_What the task asks_
Everything from the line that contains "Read this page and output its text content." through the final line of the records should be written out exactly, and nothing outside that span.

[Source records]
# # #

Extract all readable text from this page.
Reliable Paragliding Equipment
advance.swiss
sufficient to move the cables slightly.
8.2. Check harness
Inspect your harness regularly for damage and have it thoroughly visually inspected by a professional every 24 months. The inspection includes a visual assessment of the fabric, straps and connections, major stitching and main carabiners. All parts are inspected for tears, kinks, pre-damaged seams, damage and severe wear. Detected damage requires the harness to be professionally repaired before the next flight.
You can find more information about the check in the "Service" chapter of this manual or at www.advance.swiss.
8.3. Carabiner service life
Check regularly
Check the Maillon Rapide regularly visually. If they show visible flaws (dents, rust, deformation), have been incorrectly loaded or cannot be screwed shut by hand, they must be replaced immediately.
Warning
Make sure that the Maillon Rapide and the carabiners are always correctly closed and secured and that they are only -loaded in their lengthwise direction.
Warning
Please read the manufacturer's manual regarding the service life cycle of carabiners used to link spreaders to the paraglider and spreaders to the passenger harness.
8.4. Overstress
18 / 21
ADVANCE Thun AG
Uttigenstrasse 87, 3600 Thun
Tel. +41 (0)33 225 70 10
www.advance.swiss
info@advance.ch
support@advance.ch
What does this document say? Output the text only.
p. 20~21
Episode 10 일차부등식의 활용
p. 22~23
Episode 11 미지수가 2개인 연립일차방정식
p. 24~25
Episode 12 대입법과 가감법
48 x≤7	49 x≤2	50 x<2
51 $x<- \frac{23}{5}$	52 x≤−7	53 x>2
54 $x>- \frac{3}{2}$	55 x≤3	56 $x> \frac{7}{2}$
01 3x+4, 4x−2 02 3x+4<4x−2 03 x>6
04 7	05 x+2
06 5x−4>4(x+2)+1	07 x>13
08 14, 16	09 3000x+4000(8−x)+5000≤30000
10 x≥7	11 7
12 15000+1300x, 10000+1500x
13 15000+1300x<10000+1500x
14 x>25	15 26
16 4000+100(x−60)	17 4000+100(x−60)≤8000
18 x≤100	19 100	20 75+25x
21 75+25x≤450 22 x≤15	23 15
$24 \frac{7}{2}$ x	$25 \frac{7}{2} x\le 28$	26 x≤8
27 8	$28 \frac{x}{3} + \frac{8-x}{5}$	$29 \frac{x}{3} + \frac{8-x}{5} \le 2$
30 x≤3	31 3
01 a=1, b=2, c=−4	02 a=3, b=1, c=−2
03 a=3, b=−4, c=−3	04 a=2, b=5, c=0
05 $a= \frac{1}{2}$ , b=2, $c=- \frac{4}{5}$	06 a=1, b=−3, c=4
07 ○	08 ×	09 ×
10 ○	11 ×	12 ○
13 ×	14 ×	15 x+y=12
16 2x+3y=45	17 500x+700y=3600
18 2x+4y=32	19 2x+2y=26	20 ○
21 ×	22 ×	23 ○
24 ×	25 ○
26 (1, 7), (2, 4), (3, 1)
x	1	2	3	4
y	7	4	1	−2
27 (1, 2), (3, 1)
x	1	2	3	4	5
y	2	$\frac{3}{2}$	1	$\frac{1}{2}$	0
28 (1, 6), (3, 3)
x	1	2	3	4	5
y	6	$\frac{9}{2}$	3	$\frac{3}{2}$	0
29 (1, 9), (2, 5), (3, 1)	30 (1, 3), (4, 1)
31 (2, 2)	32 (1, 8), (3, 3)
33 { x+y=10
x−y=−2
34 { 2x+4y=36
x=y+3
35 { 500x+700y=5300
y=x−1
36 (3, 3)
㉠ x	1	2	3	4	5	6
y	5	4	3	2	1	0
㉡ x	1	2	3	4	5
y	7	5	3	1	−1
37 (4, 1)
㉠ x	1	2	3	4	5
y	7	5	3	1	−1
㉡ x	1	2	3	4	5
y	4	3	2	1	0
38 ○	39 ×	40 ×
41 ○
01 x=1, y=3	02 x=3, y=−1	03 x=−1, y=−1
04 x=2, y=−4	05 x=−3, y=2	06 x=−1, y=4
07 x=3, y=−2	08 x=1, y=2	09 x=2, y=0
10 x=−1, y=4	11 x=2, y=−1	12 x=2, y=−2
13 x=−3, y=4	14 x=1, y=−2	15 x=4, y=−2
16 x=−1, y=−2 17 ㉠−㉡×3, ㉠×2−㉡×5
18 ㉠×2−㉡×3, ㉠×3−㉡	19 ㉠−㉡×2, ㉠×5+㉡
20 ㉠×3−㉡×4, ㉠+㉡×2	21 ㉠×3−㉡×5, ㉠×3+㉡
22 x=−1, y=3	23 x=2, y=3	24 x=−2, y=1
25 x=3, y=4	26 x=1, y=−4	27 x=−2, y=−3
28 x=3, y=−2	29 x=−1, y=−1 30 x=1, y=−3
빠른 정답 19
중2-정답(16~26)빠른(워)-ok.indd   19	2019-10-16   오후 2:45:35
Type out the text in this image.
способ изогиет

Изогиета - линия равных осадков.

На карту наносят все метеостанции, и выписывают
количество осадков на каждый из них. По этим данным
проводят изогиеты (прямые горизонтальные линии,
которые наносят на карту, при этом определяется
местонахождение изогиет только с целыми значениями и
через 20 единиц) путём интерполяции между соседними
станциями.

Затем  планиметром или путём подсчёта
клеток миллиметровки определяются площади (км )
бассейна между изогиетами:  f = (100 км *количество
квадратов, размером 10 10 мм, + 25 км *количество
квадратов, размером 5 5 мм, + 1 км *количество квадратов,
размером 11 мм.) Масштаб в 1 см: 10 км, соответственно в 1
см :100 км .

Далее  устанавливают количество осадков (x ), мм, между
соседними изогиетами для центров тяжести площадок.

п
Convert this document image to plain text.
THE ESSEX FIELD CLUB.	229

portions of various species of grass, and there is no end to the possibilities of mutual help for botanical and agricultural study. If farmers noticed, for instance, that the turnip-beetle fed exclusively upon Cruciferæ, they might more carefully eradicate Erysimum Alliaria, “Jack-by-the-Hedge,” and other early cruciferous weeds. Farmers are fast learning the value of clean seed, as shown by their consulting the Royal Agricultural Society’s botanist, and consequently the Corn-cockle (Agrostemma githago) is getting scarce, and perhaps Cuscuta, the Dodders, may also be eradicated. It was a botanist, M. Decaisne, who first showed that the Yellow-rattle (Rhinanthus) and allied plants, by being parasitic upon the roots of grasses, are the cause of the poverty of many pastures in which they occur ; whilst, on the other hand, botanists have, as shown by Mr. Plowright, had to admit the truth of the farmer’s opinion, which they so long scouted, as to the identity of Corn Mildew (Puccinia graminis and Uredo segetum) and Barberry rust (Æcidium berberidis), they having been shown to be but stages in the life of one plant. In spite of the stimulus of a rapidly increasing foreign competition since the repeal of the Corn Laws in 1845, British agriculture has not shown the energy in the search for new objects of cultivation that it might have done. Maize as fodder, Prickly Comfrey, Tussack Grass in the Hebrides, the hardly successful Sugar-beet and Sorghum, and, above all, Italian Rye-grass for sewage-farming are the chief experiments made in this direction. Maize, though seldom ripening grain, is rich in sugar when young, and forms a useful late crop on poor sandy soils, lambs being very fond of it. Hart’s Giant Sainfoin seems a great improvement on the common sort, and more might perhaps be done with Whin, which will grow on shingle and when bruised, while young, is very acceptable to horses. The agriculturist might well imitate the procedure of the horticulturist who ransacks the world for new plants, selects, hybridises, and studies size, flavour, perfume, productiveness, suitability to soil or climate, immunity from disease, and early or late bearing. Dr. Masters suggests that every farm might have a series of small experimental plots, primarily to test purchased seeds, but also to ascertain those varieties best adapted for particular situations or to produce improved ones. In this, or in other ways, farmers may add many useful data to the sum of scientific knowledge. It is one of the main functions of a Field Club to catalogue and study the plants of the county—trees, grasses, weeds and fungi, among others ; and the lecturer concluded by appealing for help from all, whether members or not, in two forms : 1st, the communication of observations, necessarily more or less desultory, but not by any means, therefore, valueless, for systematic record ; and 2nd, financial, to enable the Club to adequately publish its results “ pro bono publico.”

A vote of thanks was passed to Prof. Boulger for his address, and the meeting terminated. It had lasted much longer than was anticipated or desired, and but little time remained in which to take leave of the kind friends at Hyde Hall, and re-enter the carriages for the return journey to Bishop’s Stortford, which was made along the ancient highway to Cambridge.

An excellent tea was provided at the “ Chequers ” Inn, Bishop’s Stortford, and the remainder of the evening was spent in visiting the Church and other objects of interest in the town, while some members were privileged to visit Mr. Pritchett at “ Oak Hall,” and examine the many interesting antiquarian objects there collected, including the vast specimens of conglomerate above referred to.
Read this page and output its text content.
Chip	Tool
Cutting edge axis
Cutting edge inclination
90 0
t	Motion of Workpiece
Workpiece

# # #

_Answer to this exercise_
Read this page and output its text content.
Chip	Tool
Cutting edge axis
Cutting edge inclination
90 0
t	Motion of Workpiece
Workpiece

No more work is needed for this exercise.